* **THE EXERCISE**
What number of lines hold the word "WARMUP"? State that number and nothing besides.

Entries with figure data

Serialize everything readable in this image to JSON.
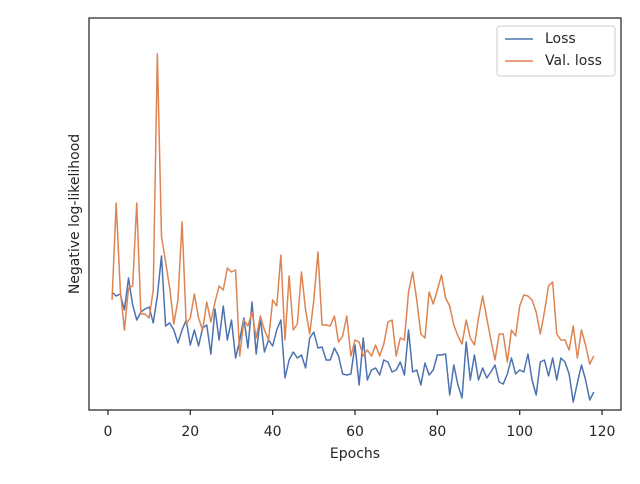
{
  "chart_data": {
    "type": "line",
    "xlabel": "Epochs",
    "ylabel": "Negative log-likelihood",
    "x": [
      1,
      2,
      3,
      4,
      5,
      6,
      7,
      8,
      9,
      10,
      11,
      12,
      13,
      14,
      15,
      16,
      17,
      18,
      19,
      20,
      21,
      22,
      23,
      24,
      25,
      26,
      27,
      28,
      29,
      30,
      31,
      32,
      33,
      34,
      35,
      36,
      37,
      38,
      39,
      40,
      41,
      42,
      43,
      44,
      45,
      46,
      47,
      48,
      49,
      50,
      51,
      52,
      53,
      54,
      55,
      56,
      57,
      58,
      59,
      60,
      61,
      62,
      63,
      64,
      65,
      66,
      67,
      68,
      69,
      70,
      71,
      72,
      73,
      74,
      75,
      76,
      77,
      78,
      79,
      80,
      81,
      82,
      83,
      84,
      85,
      86,
      87,
      88,
      89,
      90,
      91,
      92,
      93,
      94,
      95,
      96,
      97,
      98,
      99,
      100,
      101,
      102,
      103,
      104,
      105,
      106,
      107,
      108,
      109,
      110,
      111,
      112,
      113,
      114,
      115,
      116,
      117,
      118
    ],
    "series": [
      {
        "name": "Loss",
        "color": "#4c72b0",
        "values": [
          118,
          114,
          116,
          100,
          132,
          105,
          90,
          98,
          101,
          103,
          87,
          114,
          154,
          84,
          87,
          80,
          67,
          80,
          90,
          65,
          80,
          64,
          82,
          85,
          56,
          101,
          70,
          104,
          70,
          90,
          52,
          70,
          92,
          62,
          108,
          56,
          92,
          58,
          70,
          64,
          80,
          90,
          32,
          50,
          58,
          52,
          55,
          42,
          72,
          78,
          62,
          63,
          50,
          50,
          62,
          54,
          36,
          35,
          36,
          65,
          25,
          72,
          30,
          40,
          42,
          35,
          50,
          48,
          38,
          40,
          48,
          35,
          80,
          38,
          40,
          25,
          47,
          35,
          40,
          55,
          55,
          56,
          15,
          45,
          25,
          12,
          68,
          30,
          55,
          30,
          42,
          32,
          38,
          45,
          28,
          26,
          36,
          52,
          36,
          40,
          38,
          56,
          30,
          15,
          48,
          50,
          34,
          52,
          30,
          52,
          48,
          36,
          8,
          27,
          45,
          30,
          10,
          18
        ]
      },
      {
        "name": "Val. loss",
        "color": "#dd8452",
        "values": [
          110,
          207,
          120,
          80,
          122,
          124,
          207,
          96,
          96,
          92,
          120,
          356,
          174,
          148,
          122,
          86,
          110,
          188,
          86,
          92,
          116,
          92,
          80,
          108,
          88,
          108,
          124,
          120,
          142,
          138,
          140,
          54,
          90,
          84,
          98,
          72,
          94,
          80,
          70,
          110,
          104,
          155,
          70,
          134,
          80,
          86,
          138,
          100,
          76,
          110,
          158,
          85,
          85,
          84,
          94,
          68,
          74,
          94,
          54,
          70,
          68,
          54,
          60,
          54,
          65,
          54,
          66,
          88,
          90,
          54,
          72,
          70,
          118,
          138,
          110,
          76,
          72,
          118,
          106,
          120,
          135,
          112,
          104,
          85,
          74,
          66,
          90,
          72,
          65,
          92,
          114,
          92,
          70,
          50,
          76,
          76,
          48,
          80,
          74,
          104,
          115,
          114,
          110,
          98,
          76,
          98,
          124,
          128,
          76,
          70,
          70,
          60,
          84,
          52,
          80,
          65,
          46,
          54
        ]
      }
    ],
    "xlim": [
      -4.6,
      124.6
    ],
    "xticks": [
      0,
      20,
      40,
      60,
      80,
      100,
      120
    ],
    "ylim": [
      0,
      392
    ],
    "legend": "upper right"
  }
}
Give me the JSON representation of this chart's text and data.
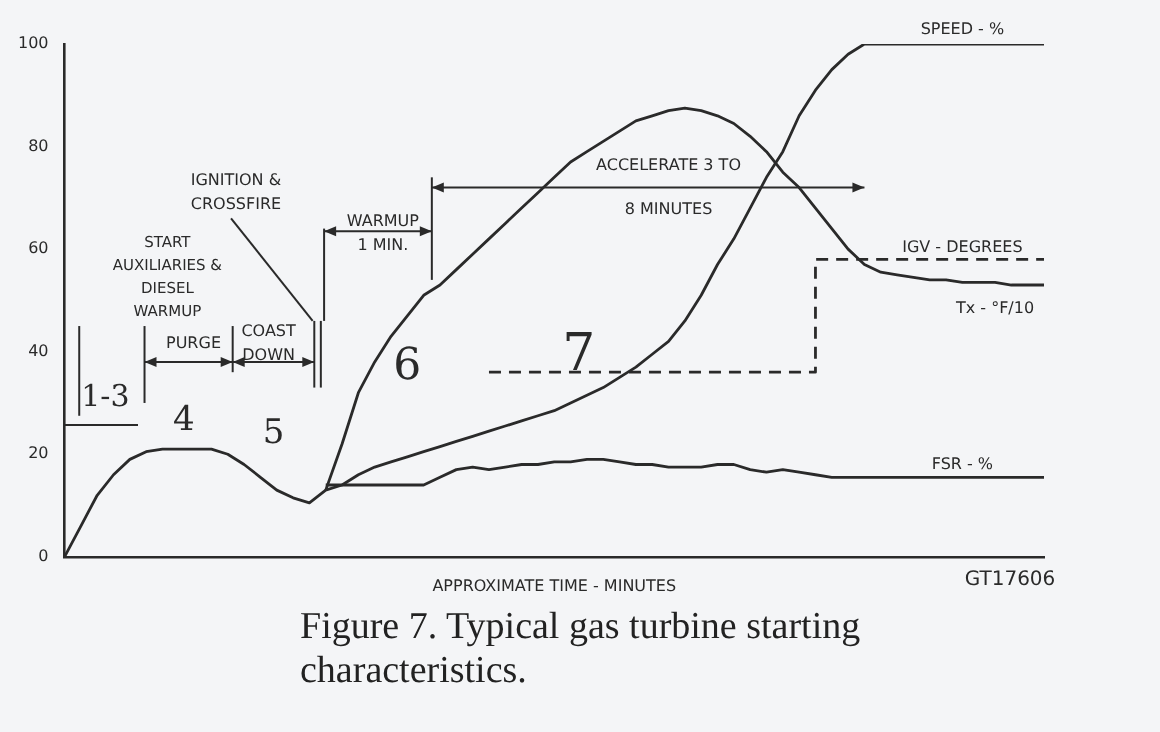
{
  "chart_data": {
    "type": "line",
    "title": "Figure 7.   Typical gas turbine starting characteristics.",
    "xlabel": "APPROXIMATE TIME - MINUTES",
    "categories": [
      null,
      null,
      null,
      null,
      null,
      null,
      null,
      null,
      null,
      null,
      null,
      null,
      null,
      null,
      null,
      null,
      null,
      null,
      null,
      null,
      null,
      null,
      null,
      null,
      null,
      null,
      null,
      null,
      null,
      null,
      null,
      null,
      null,
      null,
      null,
      null,
      null,
      null,
      null,
      null,
      null,
      null,
      null,
      null,
      null,
      null,
      null,
      null,
      null,
      null,
      null,
      null,
      null,
      null,
      null,
      null,
      null,
      null,
      null,
      null,
      null
    ],
    "series": [
      {
        "name": "SPEED - %",
        "color": "#2a2a2a",
        "values": [
          0,
          6,
          12,
          16,
          19,
          20.5,
          21,
          21,
          21,
          21,
          20,
          18,
          15.5,
          13,
          11.5,
          10.5,
          13,
          14,
          16,
          17.5,
          18.5,
          19.5,
          20.5,
          21.5,
          22.5,
          23.5,
          24.5,
          25.5,
          26.5,
          27.5,
          28.5,
          30,
          31.5,
          33,
          35,
          37,
          39.5,
          42,
          46,
          51,
          57,
          62,
          68,
          74,
          79,
          86,
          91,
          95,
          98,
          100,
          100,
          100,
          100,
          100,
          100,
          100,
          100,
          100,
          100,
          100,
          100
        ]
      },
      {
        "name": "Tx - °F/10",
        "color": "#2a2a2a",
        "values": [
          null,
          null,
          null,
          null,
          null,
          null,
          null,
          null,
          null,
          null,
          null,
          null,
          null,
          null,
          null,
          null,
          13,
          22,
          32,
          38,
          43,
          47,
          51,
          53,
          56,
          59,
          62,
          65,
          68,
          71,
          74,
          77,
          79,
          81,
          83,
          85,
          86,
          87,
          87.5,
          87,
          86,
          84.5,
          82,
          79,
          75,
          72,
          68,
          64,
          60,
          57,
          55.5,
          55,
          54.5,
          54,
          54,
          53.5,
          53.5,
          53.5,
          53,
          53,
          53
        ]
      },
      {
        "name": "FSR - %",
        "color": "#2a2a2a",
        "values": [
          null,
          null,
          null,
          null,
          null,
          null,
          null,
          null,
          null,
          null,
          null,
          null,
          null,
          null,
          null,
          null,
          14,
          14,
          14,
          14,
          14,
          14,
          14,
          15.5,
          17,
          17.5,
          17,
          17.5,
          18,
          18,
          18.5,
          18.5,
          19,
          19,
          18.5,
          18,
          18,
          17.5,
          17.5,
          17.5,
          18,
          18,
          17,
          16.5,
          17,
          16.5,
          16,
          15.5,
          15.5,
          15.5,
          15.5,
          15.5,
          15.5,
          15.5,
          15.5,
          15.5,
          15.5,
          15.5,
          15.5,
          15.5,
          15.5
        ]
      },
      {
        "name": "IGV - DEGREES",
        "color": "#2a2a2a",
        "type": "step",
        "line_style": "dashed",
        "values": [
          null,
          null,
          null,
          null,
          null,
          null,
          null,
          null,
          null,
          null,
          null,
          null,
          null,
          null,
          null,
          null,
          null,
          null,
          null,
          null,
          null,
          null,
          null,
          null,
          null,
          null,
          36,
          36,
          36,
          36,
          36,
          36,
          36,
          36,
          36,
          36,
          36,
          36,
          36,
          36,
          36,
          36,
          36,
          36,
          36,
          36,
          36,
          58,
          58,
          58,
          58,
          58,
          58,
          58,
          58,
          58,
          58,
          58,
          58,
          58,
          58
        ]
      }
    ],
    "ylim": [
      0,
      100
    ],
    "yticks": [
      0,
      20,
      40,
      60,
      80,
      100
    ],
    "grid": false,
    "legend": false,
    "marker": "none",
    "line_style": "solid",
    "tick_labels": "y",
    "annotations": [
      "START AUXILIARIES & DIESEL WARMUP",
      "IGNITION & CROSSFIRE",
      "PURGE",
      "COAST DOWN",
      "WARMUP 1 MIN.",
      "ACCELERATE 3 TO 8 MINUTES",
      "1-3",
      "4",
      "5",
      "6",
      "7",
      "GT17606"
    ]
  }
}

* **ANSWER BELOW**
2